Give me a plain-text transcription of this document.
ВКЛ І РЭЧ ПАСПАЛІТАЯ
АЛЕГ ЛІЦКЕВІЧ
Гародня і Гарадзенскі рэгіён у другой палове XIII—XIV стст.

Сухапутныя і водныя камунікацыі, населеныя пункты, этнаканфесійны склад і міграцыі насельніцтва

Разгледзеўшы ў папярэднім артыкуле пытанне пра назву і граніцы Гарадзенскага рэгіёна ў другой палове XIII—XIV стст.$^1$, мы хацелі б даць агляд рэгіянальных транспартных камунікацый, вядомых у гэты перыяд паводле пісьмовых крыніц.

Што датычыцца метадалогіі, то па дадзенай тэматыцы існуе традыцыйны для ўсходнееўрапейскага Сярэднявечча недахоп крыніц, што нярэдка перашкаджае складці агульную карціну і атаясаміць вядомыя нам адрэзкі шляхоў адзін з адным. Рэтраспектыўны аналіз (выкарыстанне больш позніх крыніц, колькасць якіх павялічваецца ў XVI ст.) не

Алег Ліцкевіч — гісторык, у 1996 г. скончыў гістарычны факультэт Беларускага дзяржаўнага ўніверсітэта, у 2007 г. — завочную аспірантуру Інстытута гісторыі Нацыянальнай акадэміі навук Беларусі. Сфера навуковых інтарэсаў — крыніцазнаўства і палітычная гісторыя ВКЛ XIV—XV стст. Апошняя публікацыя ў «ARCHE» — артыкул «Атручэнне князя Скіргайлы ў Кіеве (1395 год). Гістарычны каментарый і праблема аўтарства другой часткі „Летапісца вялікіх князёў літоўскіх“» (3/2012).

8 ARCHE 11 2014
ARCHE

----------

Extract the full listing above without altering anything.

Give me a plain-text transcription of this document.
ВКЛ І РЭЧ ПАСПАЛІТАЯ
АЛЕГ ЛІЦКЕВІЧ
Гародня і Гарадзенскі рэгіён у другой палове XIII—XIV стст.

Сухапутныя і водныя камунікацыі, населеныя пункты, этнаканфесійны склад і міграцыі насельніцтва

Разгледзеўшы ў папярэднім артыкуле пытанне пра назву і граніцы Гарадзенскага рэгіёна ў другой палове XIII—XIV стст.$^1$, мы хацелі б даць агляд рэгіянальных транспартных камунікацый, вядомых у гэты перыяд паводле пісьмовых крыніц.

Што датычыцца метадалогіі, то па дадзенай тэматыцы існуе традыцыйны для ўсходнееўрапейскага Сярэднявечча недахоп крыніц, што нярэдка перашкаджае складці агульную карціну і атаясаміць вядомыя нам адрэзкі шляхоў адзін з адным. Рэтраспектыўны аналіз (выкарыстанне больш позніх крыніц, колькасць якіх павялічваецца ў XVI ст.) не

Алег Ліцкевіч — гісторык, у 1996 г. скончыў гістарычны факультэт Беларускага дзяржаўнага ўніверсітэта, у 2007 г. — завочную аспірантуру Інстытута гісторыі Нацыянальнай акадэміі навук Беларусі. Сфера навуковых інтарэсаў — крыніцазнаўства і палітычная гісторыя ВКЛ XIV—XV стст. Апошняя публікацыя ў «ARCHE» — артыкул «Атручэнне князя Скіргайлы ў Кіеве (1395 год). Гістарычны каментарый і праблема аўтарства другой часткі „Летапісца вялікіх князёў літоўскіх“» (3/2012).

8 ARCHE 11 2014
ARCHE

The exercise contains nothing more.